SUPPLIED INFORMATION =
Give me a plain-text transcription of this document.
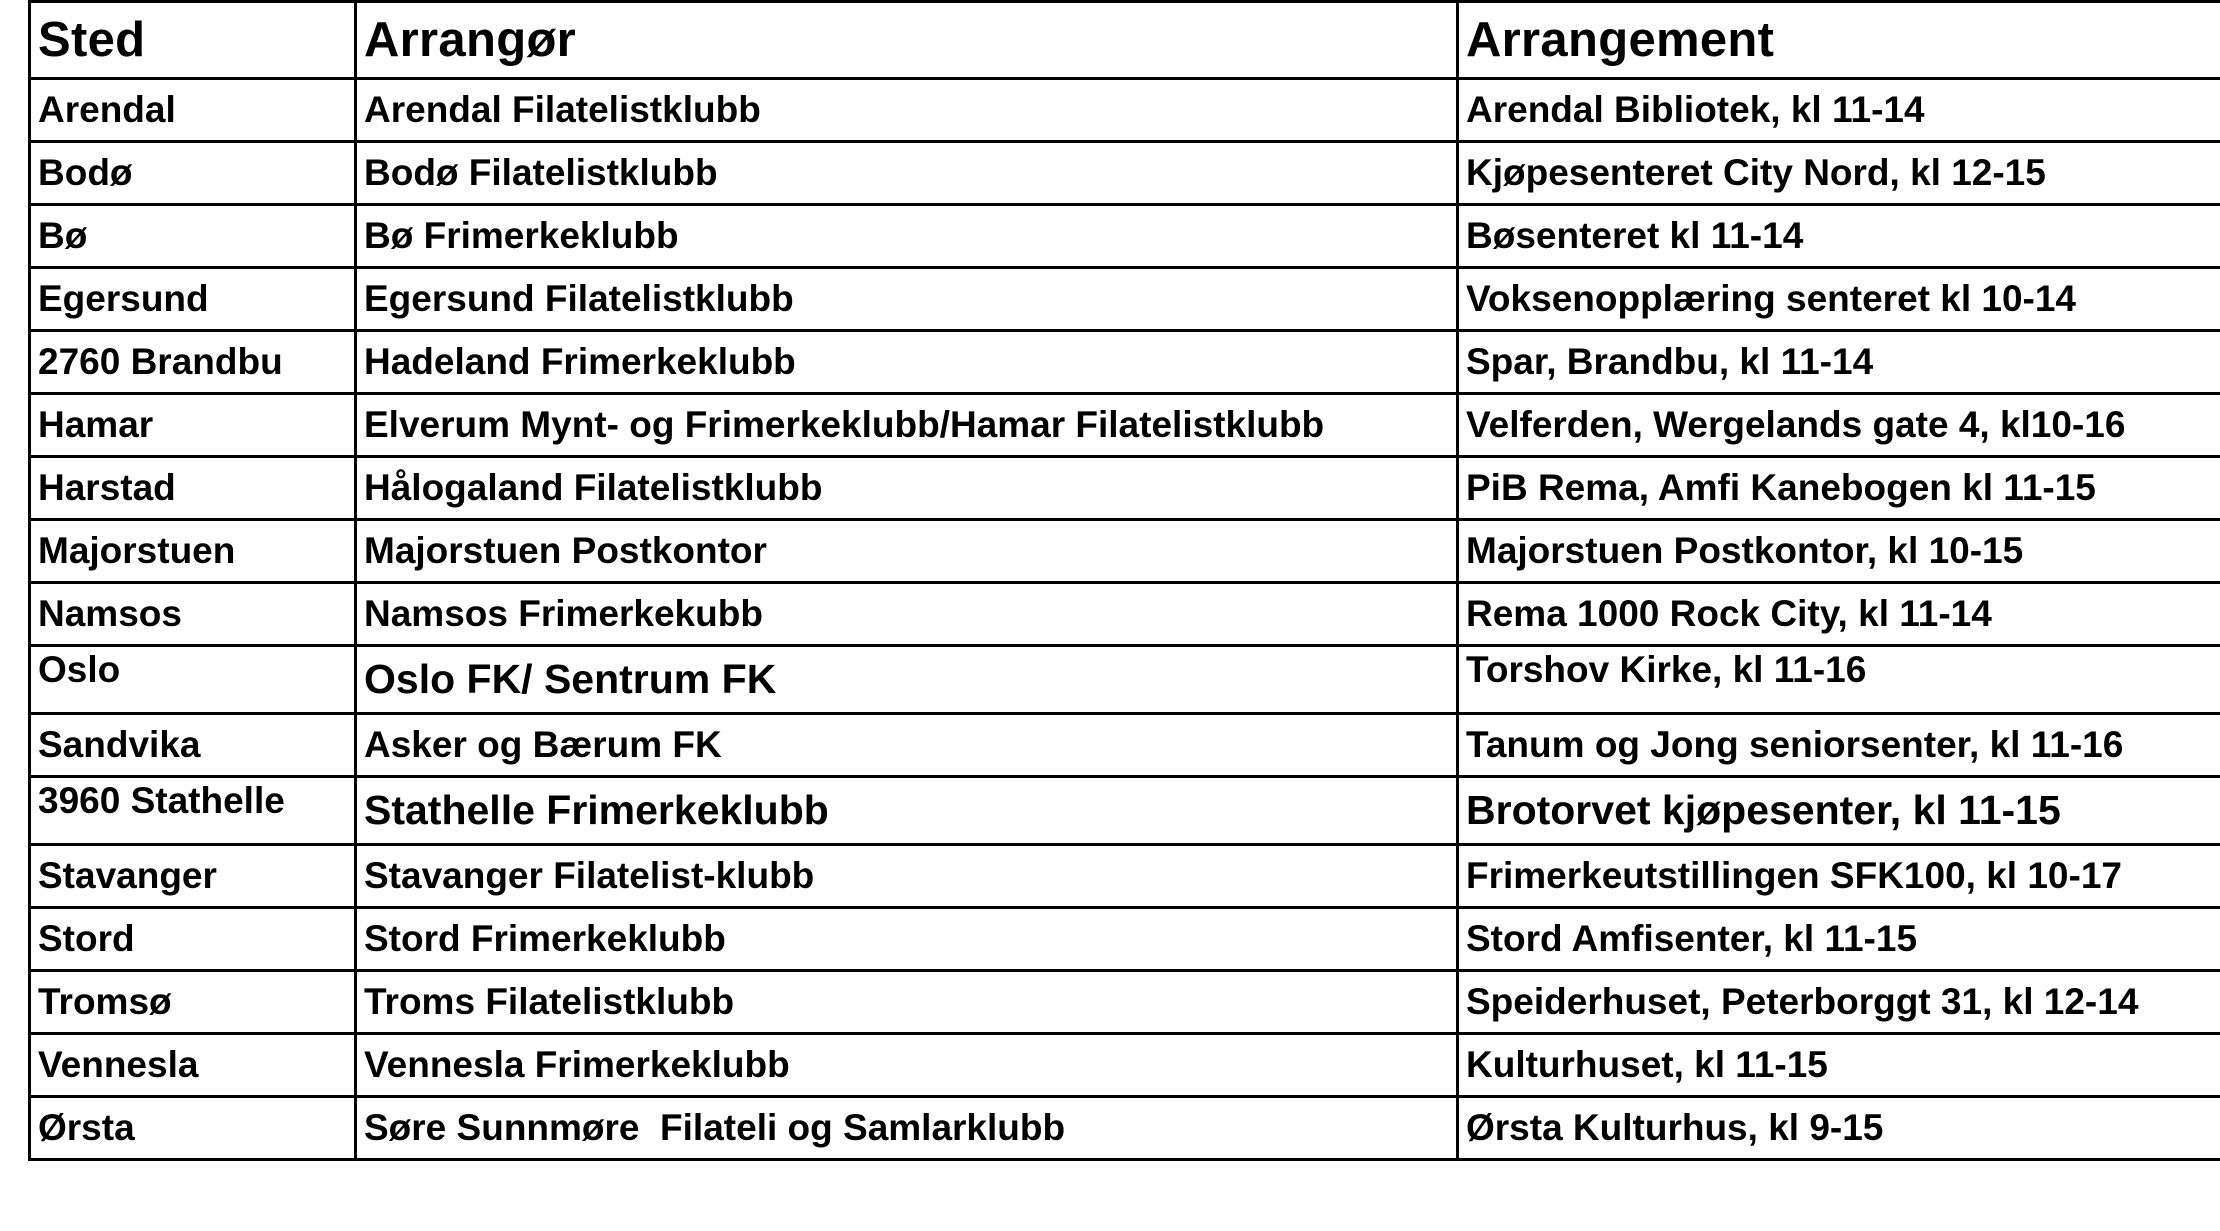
Sted	Arrangør	Arrangement
Arendal	Arendal Filatelistklubb	Arendal Bibliotek, kl 11-14
Bodø	Bodø Filatelistklubb	Kjøpesenteret City Nord, kl 12-15
Bø	Bø Frimerkeklubb	Bøsenteret kl 11-14
Egersund	Egersund Filatelistklubb	Voksenopplæring senteret kl 10-14
2760 Brandbu	Hadeland Frimerkeklubb	Spar, Brandbu, kl 11-14
Hamar	Elverum Mynt- og Frimerkeklubb/Hamar Filatelistklubb	Velferden, Wergelands gate 4, kl10-16
Harstad	Hålogaland Filatelistklubb	PiB Rema, Amfi Kanebogen kl 11-15
Majorstuen	Majorstuen Postkontor	Majorstuen Postkontor, kl 10-15
Namsos	Namsos Frimerkekubb	Rema 1000 Rock City, kl 11-14
Oslo	Oslo FK/ Sentrum FK	Torshov Kirke, kl 11-16
Sandvika	Asker og Bærum FK	Tanum og Jong seniorsenter, kl 11-16
3960 Stathelle	Stathelle Frimerkeklubb	Brotorvet kjøpesenter, kl 11-15
Stavanger	Stavanger Filatelist-klubb	Frimerkeutstillingen SFK100, kl 10-17
Stord	Stord Frimerkeklubb	Stord Amfisenter, kl 11-15
Tromsø	Troms Filatelistklubb	Speiderhuset, Peterborggt 31, kl 12-14
Vennesla	Vennesla Frimerkeklubb	Kulturhuset, kl 11-15
Ørsta	Søre Sunnmøre  Filateli og Samlarklubb	Ørsta Kulturhus, kl 9-15
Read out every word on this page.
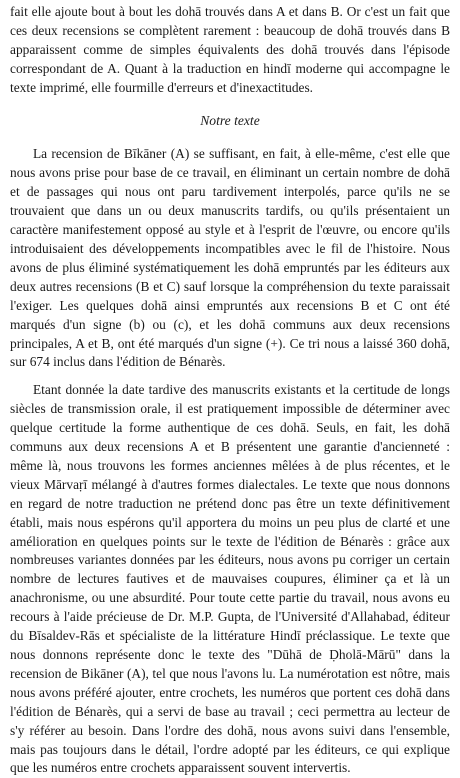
fait elle ajoute bout à bout les dohā trouvés dans A et dans B. Or c'est un fait que ces deux recensions se complètent rarement : beaucoup de dohā trouvés dans B apparaissent comme de simples équivalents des dohā trouvés dans l'épisode correspondant de A. Quant à la traduction en hindī moderne qui accompagne le texte imprimé, elle fourmille d'erreurs et d'inexactitudes.

Notre texte

La recension de Bīkāner (A) se suffisant, en fait, à elle-même, c'est elle que nous avons prise pour base de ce travail, en éliminant un certain nombre de dohā et de passages qui nous ont paru tardivement interpolés, parce qu'ils ne se trouvaient que dans un ou deux manuscrits tardifs, ou qu'ils présentaient un caractère manifestement opposé au style et à l'esprit de l'œuvre, ou encore qu'ils introduisaient des développements incompatibles avec le fil de l'histoire. Nous avons de plus éliminé systématiquement les dohā empruntés par les éditeurs aux deux autres recensions (B et C) sauf lorsque la compréhension du texte paraissait l'exiger. Les quelques dohā ainsi empruntés aux recensions B et C ont été marqués d'un signe (b) ou (c), et les dohā communs aux deux recensions principales, A et B, ont été marqués d'un signe (+). Ce tri nous a laissé 360 dohā, sur 674 inclus dans l'édition de Bénarès.

Etant donnée la date tardive des manuscrits existants et la certitude de longs siècles de transmission orale, il est pratiquement impossible de déterminer avec quelque certitude la forme authentique de ces dohā. Seuls, en fait, les dohā communs aux deux recensions A et B présentent une garantie d'ancienneté : même là, nous trouvons les formes anciennes mêlées à de plus récentes, et le vieux Mārvaṛī mélangé à d'autres formes dialectales. Le texte que nous donnons en regard de notre traduction ne prétend donc pas être un texte définitivement établi, mais nous espérons qu'il apportera du moins un peu plus de clarté et une amélioration en quelques points sur le texte de l'édition de Bénarès : grâce aux nombreuses variantes données par les éditeurs, nous avons pu corriger un certain nombre de lectures fautives et de mauvaises coupures, éliminer ça et là un anachronisme, ou une absurdité. Pour toute cette partie du travail, nous avons eu recours à l'aide précieuse de Dr. M.P. Gupta, de l'Université d'Allahabad, éditeur du Bīsaldev-Rās et spécialiste de la littérature Hindī préclassique. Le texte que nous donnons représente donc le texte des "Dūhā de Ḍholā-Mārū" dans la recension de Bikāner (A), tel que nous l'avons lu. La numérotation est nôtre, mais nous avons préféré ajouter, entre crochets, les numéros que portent ces dohā dans l'édition de Bénarès, qui a servi de base au travail ; ceci permettra au lecteur de s'y référer au besoin. Dans l'ordre des dohā, nous avons suivi dans l'ensemble, mais pas toujours dans le détail, l'ordre adopté par les éditeurs, ce qui explique que les numéros entre crochets apparaissent souvent intervertis.
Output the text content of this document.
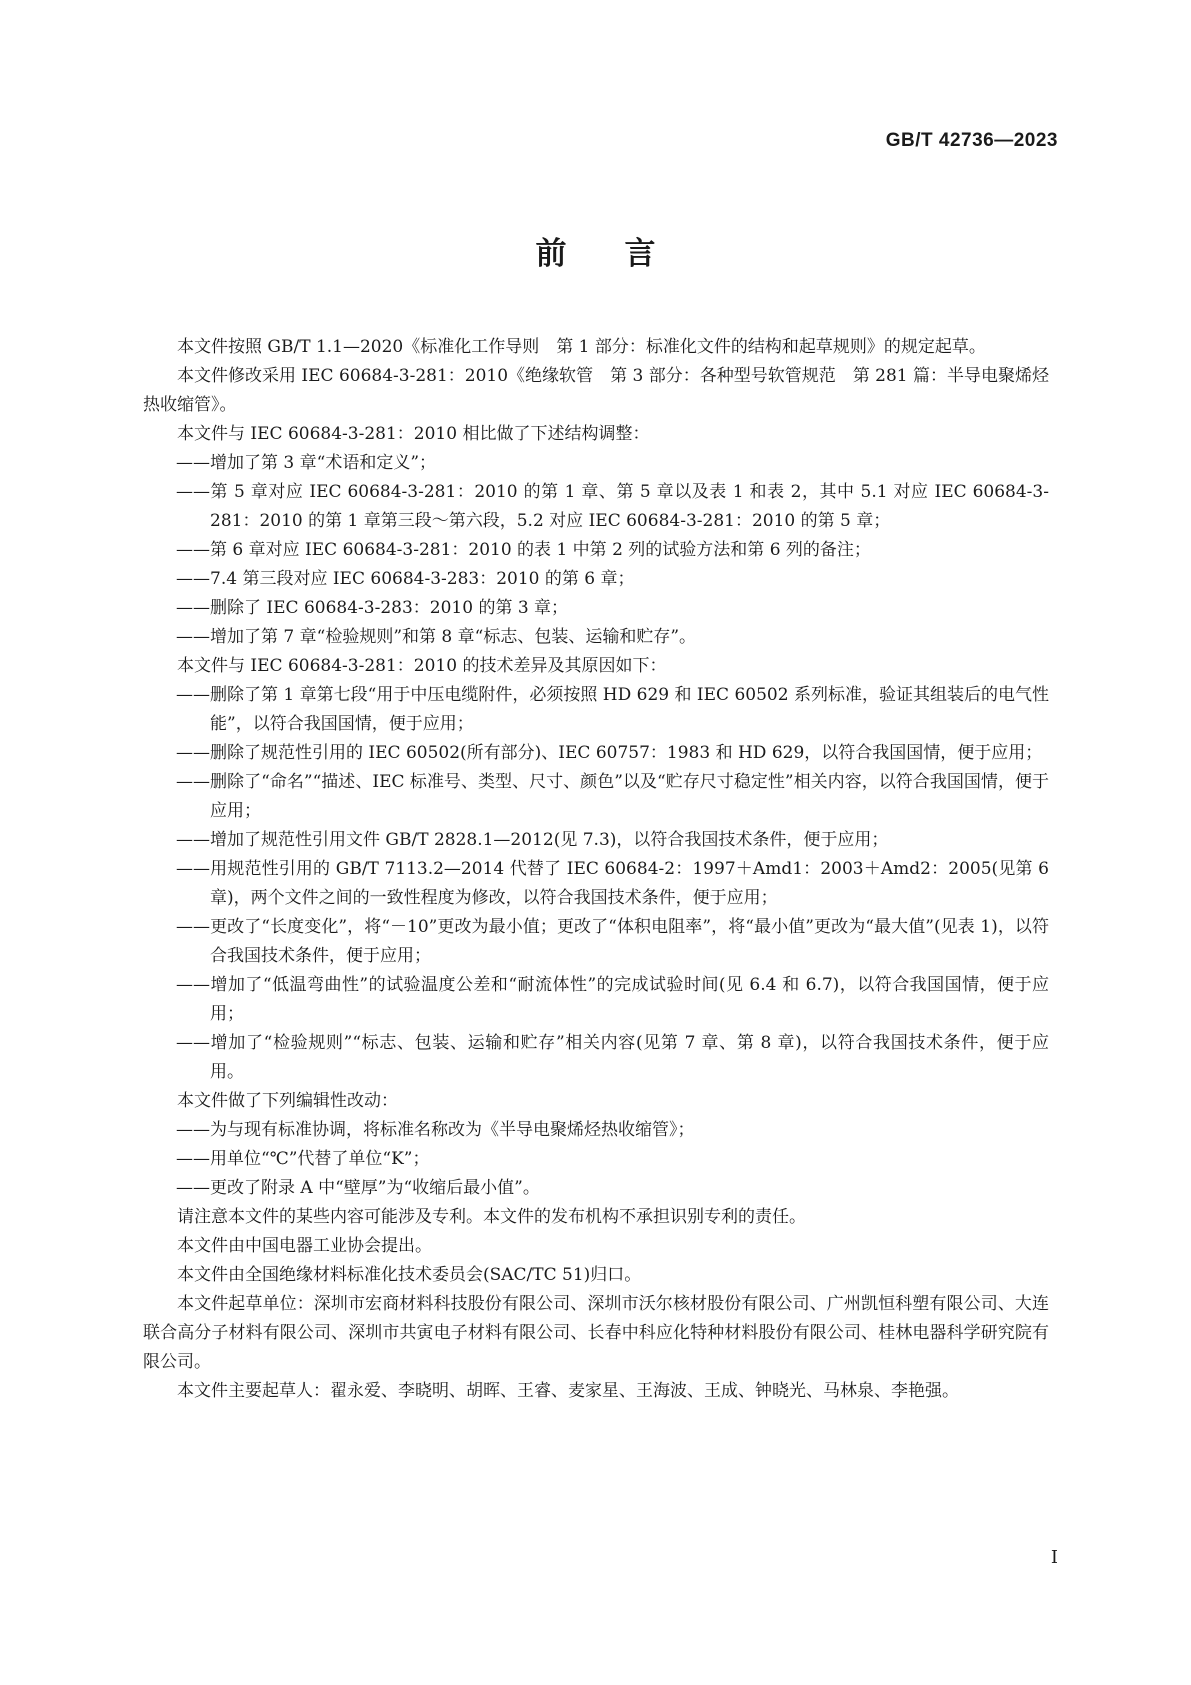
GB/T 42736—2023
前言

本文件按照 GB/T 1.1—2020《标准化工作导则　第 1 部分：标准化文件的结构和起草规则》的规定起草。

本文件修改采用 IEC 60684-3-281：2010《绝缘软管　第 3 部分：各种型号软管规范　第 281 篇：半导电聚烯烃热收缩管》。

本文件与 IEC 60684-3-281：2010 相比做了下述结构调整：

——增加了第 3 章“术语和定义”；

——第 5 章对应 IEC 60684-3-281：2010 的第 1 章、第 5 章以及表 1 和表 2，其中 5.1 对应 IEC 60684-3-281：2010 的第 1 章第三段～第六段，5.2 对应 IEC 60684-3-281：2010 的第 5 章；

——第 6 章对应 IEC 60684-3-281：2010 的表 1 中第 2 列的试验方法和第 6 列的备注；

——7.4 第三段对应 IEC 60684-3-283：2010 的第 6 章；

——删除了 IEC 60684-3-283：2010 的第 3 章；

——增加了第 7 章“检验规则”和第 8 章“标志、包装、运输和贮存”。

本文件与 IEC 60684-3-281：2010 的技术差异及其原因如下：

——删除了第 1 章第七段“用于中压电缆附件，必须按照 HD 629 和 IEC 60502 系列标准，验证其组装后的电气性能”，以符合我国国情，便于应用；

——删除了规范性引用的 IEC 60502(所有部分)、IEC 60757：1983 和 HD 629，以符合我国国情，便于应用；

——删除了“命名”“描述、IEC 标准号、类型、尺寸、颜色”以及“贮存尺寸稳定性”相关内容，以符合我国国情，便于应用；

——增加了规范性引用文件 GB/T 2828.1—2012(见 7.3)，以符合我国技术条件，便于应用；

——用规范性引用的 GB/T 7113.2—2014 代替了 IEC 60684-2：1997＋Amd1：2003＋Amd2：2005(见第 6 章)，两个文件之间的一致性程度为修改，以符合我国技术条件，便于应用；

——更改了“长度变化”，将“－10”更改为最小值；更改了“体积电阻率”，将“最小值”更改为“最大值”(见表 1)，以符合我国技术条件，便于应用；

——增加了“低温弯曲性”的试验温度公差和“耐流体性”的完成试验时间(见 6.4 和 6.7)，以符合我国国情，便于应用；

——增加了“检验规则”“标志、包装、运输和贮存”相关内容(见第 7 章、第 8 章)，以符合我国技术条件，便于应用。

本文件做了下列编辑性改动：

——为与现有标准协调，将标准名称改为《半导电聚烯烃热收缩管》；

——用单位“℃”代替了单位“K”；

——更改了附录 A 中“壁厚”为“收缩后最小值”。

请注意本文件的某些内容可能涉及专利。本文件的发布机构不承担识别专利的责任。

本文件由中国电器工业协会提出。

本文件由全国绝缘材料标准化技术委员会(SAC/TC 51)归口。

本文件起草单位：深圳市宏商材料科技股份有限公司、深圳市沃尔核材股份有限公司、广州凯恒科塑有限公司、大连联合高分子材料有限公司、深圳市共寅电子材料有限公司、长春中科应化特种材料股份有限公司、桂林电器科学研究院有限公司。

本文件主要起草人：翟永爱、李晓明、胡晖、王睿、麦家星、王海波、王成、钟晓光、马林泉、李艳强。

I
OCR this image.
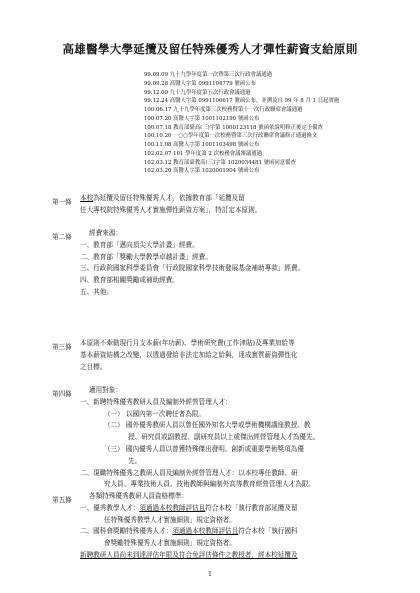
高雄醫學大學延攬及留任特殊優秀人才彈性薪資支給原則
99.09.09 九十九學年度第一次暨第三次行政會議通過
99.09.28 高醫人字第 0991104779 號函公布
99.12.09 九十九學年度第五次行政會議通過
99.12.24 高醫人字第 0991106617 號函公布，並溯及自 99 年 8 月 1 日起實施
100.06.17 九十九學年度第三次校務暨第十一次行政聯席會議通過
100.07.20 高醫人字第 1001102190 號函公布
100.07.18 教育部臺高(三)字第 1000123118 號函依說明修正後定予備查
100.10.20 一○○學年度第一次校務暨第三次行政聯席會議修正通過條文
100.11.08 高醫人字第 1001103498 號函公布
102.02.07 101 學年度第 2 次校務會議審議通過
102.03.12 教育部臺教高(三)字第 1020034481 號函同意備查
102.03.20 高醫人字第 1020001904 號函公布
第一條 本校為延攬及留任特殊優秀人才，依據教育部「延攬及留
任大專校院特殊優秀人才實施彈性薪資方案」，特訂定本原則。
第二條	經費來源：
一、教育部「邁向頂尖大學計畫」經費。
二、教育部「獎勵大學教學卓越計畫」經費。
三、行政院國家科學委員會「行政院國家科學技術發展基金補助專款」經費。
四、教育部相關獎勵或補助經費。
五、其他。
第三條 本原則不牽動現行月支本薪(年功薪)、學術研究費(工作津貼)及專業加給等
基本薪資結構之改變，以透過發給非法定加給之給與，達成實質薪資彈性化
之目標。
第四條	適用對象：
一、新聘特殊優秀教研人員及編制外經營管理人才：
（一） 以國內第一次聘任者為限。
（二） 國外優秀教研人員以曾任國外知名大學或學術機構講座教授、教
授、研究員或副教授、副研究員以上或傑出經營管理人才為優先。
（三） 國內優秀人員以曾獲特殊傑出發明、創新或重要學術獎項為優
先。
二、現職特殊優秀之教研人員及編制外經營管理人才：以本校專任教師、研
究人員、專業技術人員、技術教師與編制外高等教育經營管理人才為限。
第五條	各類特殊優秀教研人員資格標準：
一、優秀教學人才：須通過本校教師評估且符合本校「執行教育部延攬及留
任特殊優秀教學人才實施細則」規定資格者。
二、國科會獎勵特殊優秀人才：須通過本校教師評估且符合本校「執行國科
會獎勵特殊優秀人才實施細則」規定資格者。
新聘教研人員尚未到達評估年限及符合免評估條件之教授者，經本校延攬及
1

PROBLEM DETAILS = Give again the lines from the line that contains "OCR this image." through the last line of the material above, exactly and with both ends included. Omit the pictures.

ANSWER TO THE TASK =
OCR this image.
高雄醫學大學延攬及留任特殊優秀人才彈性薪資支給原則
99.09.09 九十九學年度第一次暨第三次行政會議通過
99.09.28 高醫人字第 0991104779 號函公布
99.12.09 九十九學年度第五次行政會議通過
99.12.24 高醫人字第 0991106617 號函公布，並溯及自 99 年 8 月 1 日起實施
100.06.17 九十九學年度第三次校務暨第十一次行政聯席會議通過
100.07.20 高醫人字第 1001102190 號函公布
100.07.18 教育部臺高(三)字第 1000123118 號函依說明修正後定予備查
100.10.20 一○○學年度第一次校務暨第三次行政聯席會議修正通過條文
100.11.08 高醫人字第 1001103498 號函公布
102.02.07 101 學年度第 2 次校務會議審議通過
102.03.12 教育部臺教高(三)字第 1020034481 號函同意備查
102.03.20 高醫人字第 1020001904 號函公布
第一條 本校為延攬及留任特殊優秀人才，依據教育部「延攬及留
任大專校院特殊優秀人才實施彈性薪資方案」，特訂定本原則。
第二條	經費來源：
一、教育部「邁向頂尖大學計畫」經費。
二、教育部「獎勵大學教學卓越計畫」經費。
三、行政院國家科學委員會「行政院國家科學技術發展基金補助專款」經費。
四、教育部相關獎勵或補助經費。
五、其他。
第三條 本原則不牽動現行月支本薪(年功薪)、學術研究費(工作津貼)及專業加給等
基本薪資結構之改變，以透過發給非法定加給之給與，達成實質薪資彈性化
之目標。
第四條	適用對象：
一、新聘特殊優秀教研人員及編制外經營管理人才：
（一） 以國內第一次聘任者為限。
（二） 國外優秀教研人員以曾任國外知名大學或學術機構講座教授、教
授、研究員或副教授、副研究員以上或傑出經營管理人才為優先。
（三） 國內優秀人員以曾獲特殊傑出發明、創新或重要學術獎項為優
先。
二、現職特殊優秀之教研人員及編制外經營管理人才：以本校專任教師、研
究人員、專業技術人員、技術教師與編制外高等教育經營管理人才為限。
第五條	各類特殊優秀教研人員資格標準：
一、優秀教學人才：須通過本校教師評估且符合本校「執行教育部延攬及留
任特殊優秀教學人才實施細則」規定資格者。
二、國科會獎勵特殊優秀人才：須通過本校教師評估且符合本校「執行國科
會獎勵特殊優秀人才實施細則」規定資格者。
新聘教研人員尚未到達評估年限及符合免評估條件之教授者，經本校延攬及
1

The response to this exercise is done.